Directive:
Reproduce the NORCAR summer series schedule post word for word from "22 FRP road" to "in each class.".

Provided text:
================

# NORCAR 2015 Summer Series :)



## sg1 (Apr 2, 2003)

Here's what we got for the summer lined up!

April:
4 Road points race #1
11 Oval points race #1
17-19 TOUR Oval Nationals
24-26 Grand Finale/MWGS race

May:
2 Road club race
9 Road points race #2
13 FRP road points race #1
16 Road club race
23 Oval points race #2
30 Road points race #3

June:
6 Road club race
10 FRP road points race #2
13 Road points race #4
20 Road club race
27 Oval points race #3

July:
10-11 Firecracker Classic Oval
12 Oval points race #4
17-19 USVTA "Summer Slam"
22 FRP road points race #3
25 Road points race #5

August:
1 Road club race
8 Road points race #6
12 FRP road points race #4
15 Oval points race #5
22 Road club race
29 Road points race #7

We're going to go back to putting names up on the wall for the winners of each class along with trophies for the top 3 in each class.

Road race points series will be the best 6 out of 7 counting for points.

================

Provided records:
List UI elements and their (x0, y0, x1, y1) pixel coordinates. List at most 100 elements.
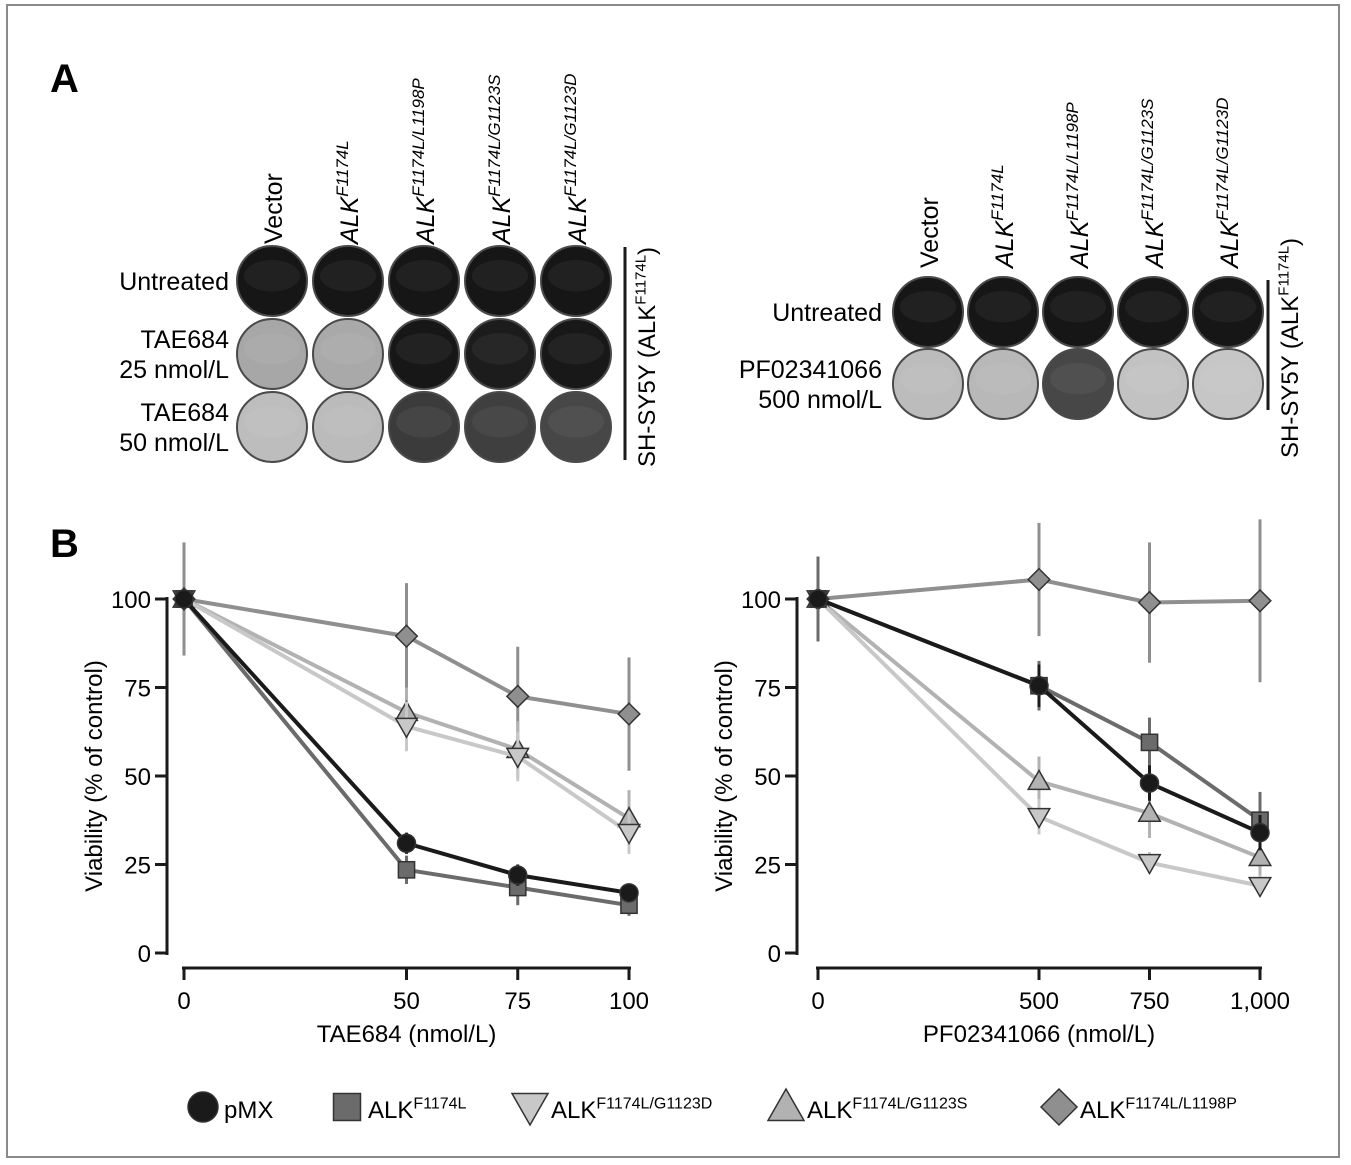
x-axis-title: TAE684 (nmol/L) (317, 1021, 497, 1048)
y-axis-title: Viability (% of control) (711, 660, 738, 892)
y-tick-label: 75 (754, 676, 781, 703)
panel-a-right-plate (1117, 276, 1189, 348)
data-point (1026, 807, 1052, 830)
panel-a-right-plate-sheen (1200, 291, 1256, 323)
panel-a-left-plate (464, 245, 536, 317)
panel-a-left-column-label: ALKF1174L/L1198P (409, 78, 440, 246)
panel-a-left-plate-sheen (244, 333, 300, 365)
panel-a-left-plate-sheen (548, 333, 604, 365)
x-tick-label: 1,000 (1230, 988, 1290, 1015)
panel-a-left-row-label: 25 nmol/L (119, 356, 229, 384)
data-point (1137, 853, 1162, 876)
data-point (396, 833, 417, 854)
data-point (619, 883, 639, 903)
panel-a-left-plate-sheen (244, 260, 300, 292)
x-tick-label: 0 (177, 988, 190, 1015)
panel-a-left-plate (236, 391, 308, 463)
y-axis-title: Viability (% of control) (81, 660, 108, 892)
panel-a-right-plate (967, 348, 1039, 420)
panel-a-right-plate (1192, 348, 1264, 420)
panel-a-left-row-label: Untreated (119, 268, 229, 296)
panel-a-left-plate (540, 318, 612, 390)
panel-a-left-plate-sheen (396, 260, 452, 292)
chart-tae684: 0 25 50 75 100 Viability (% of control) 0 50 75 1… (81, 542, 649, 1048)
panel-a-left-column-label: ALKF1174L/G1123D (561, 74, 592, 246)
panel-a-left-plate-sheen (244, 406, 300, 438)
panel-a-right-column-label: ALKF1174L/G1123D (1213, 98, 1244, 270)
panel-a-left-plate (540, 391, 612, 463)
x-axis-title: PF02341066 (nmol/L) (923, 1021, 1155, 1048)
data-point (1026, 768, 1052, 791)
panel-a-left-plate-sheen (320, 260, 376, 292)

================

Solution below:
22 FRP road points race #3
25 Road points race #5

August:
1 Road club race
8 Road points race #6
12 FRP road points race #4
15 Oval points race #5
22 Road club race
29 Road points race #7

We're going to go back to putting names up on the wall for the winners of each class along with trophies for the top 3 in each class.